## What is asked
Make an exact copy of the data below, leaving out every picture.

BEGIN Entries shown

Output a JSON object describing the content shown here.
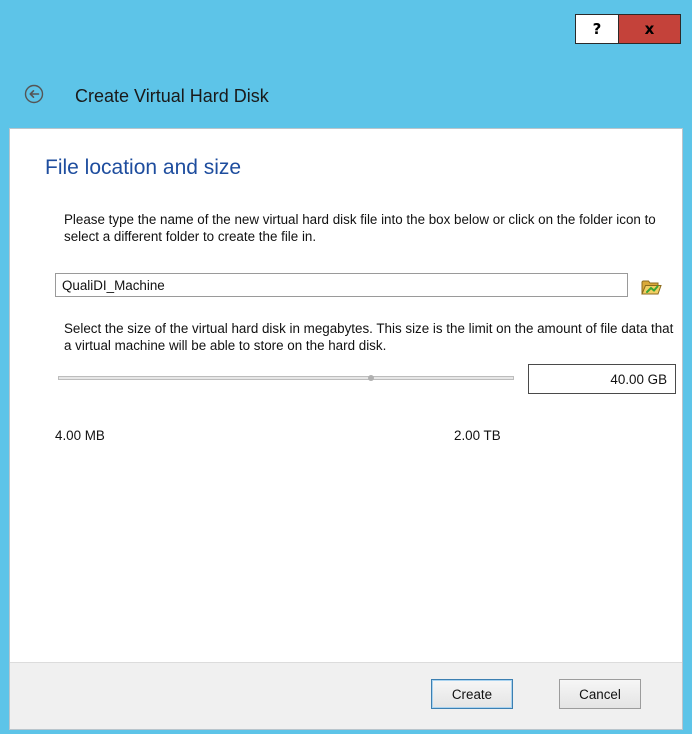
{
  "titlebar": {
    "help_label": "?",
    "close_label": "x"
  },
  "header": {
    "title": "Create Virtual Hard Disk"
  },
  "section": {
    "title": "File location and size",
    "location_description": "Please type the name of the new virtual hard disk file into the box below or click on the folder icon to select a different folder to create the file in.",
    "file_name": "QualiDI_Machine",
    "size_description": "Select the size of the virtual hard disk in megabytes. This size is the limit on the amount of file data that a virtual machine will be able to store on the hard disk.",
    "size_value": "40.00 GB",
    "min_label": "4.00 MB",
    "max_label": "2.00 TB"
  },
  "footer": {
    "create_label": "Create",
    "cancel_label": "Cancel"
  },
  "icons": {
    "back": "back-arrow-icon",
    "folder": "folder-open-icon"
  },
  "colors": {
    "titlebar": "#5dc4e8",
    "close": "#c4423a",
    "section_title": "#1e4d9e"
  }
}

END Entries shown

## Task response
Output a JSON object describing the content shown here.
{
  "titlebar": {
    "help_label": "?",
    "close_label": "x"
  },
  "header": {
    "title": "Create Virtual Hard Disk"
  },
  "section": {
    "title": "File location and size",
    "location_description": "Please type the name of the new virtual hard disk file into the box below or click on the folder icon to select a different folder to create the file in.",
    "file_name": "QualiDI_Machine",
    "size_description": "Select the size of the virtual hard disk in megabytes. This size is the limit on the amount of file data that a virtual machine will be able to store on the hard disk.",
    "size_value": "40.00 GB",
    "min_label": "4.00 MB",
    "max_label": "2.00 TB"
  },
  "footer": {
    "create_label": "Create",
    "cancel_label": "Cancel"
  },
  "icons": {
    "back": "back-arrow-icon",
    "folder": "folder-open-icon"
  },
  "colors": {
    "titlebar": "#5dc4e8",
    "close": "#c4423a",
    "section_title": "#1e4d9e"
  }
}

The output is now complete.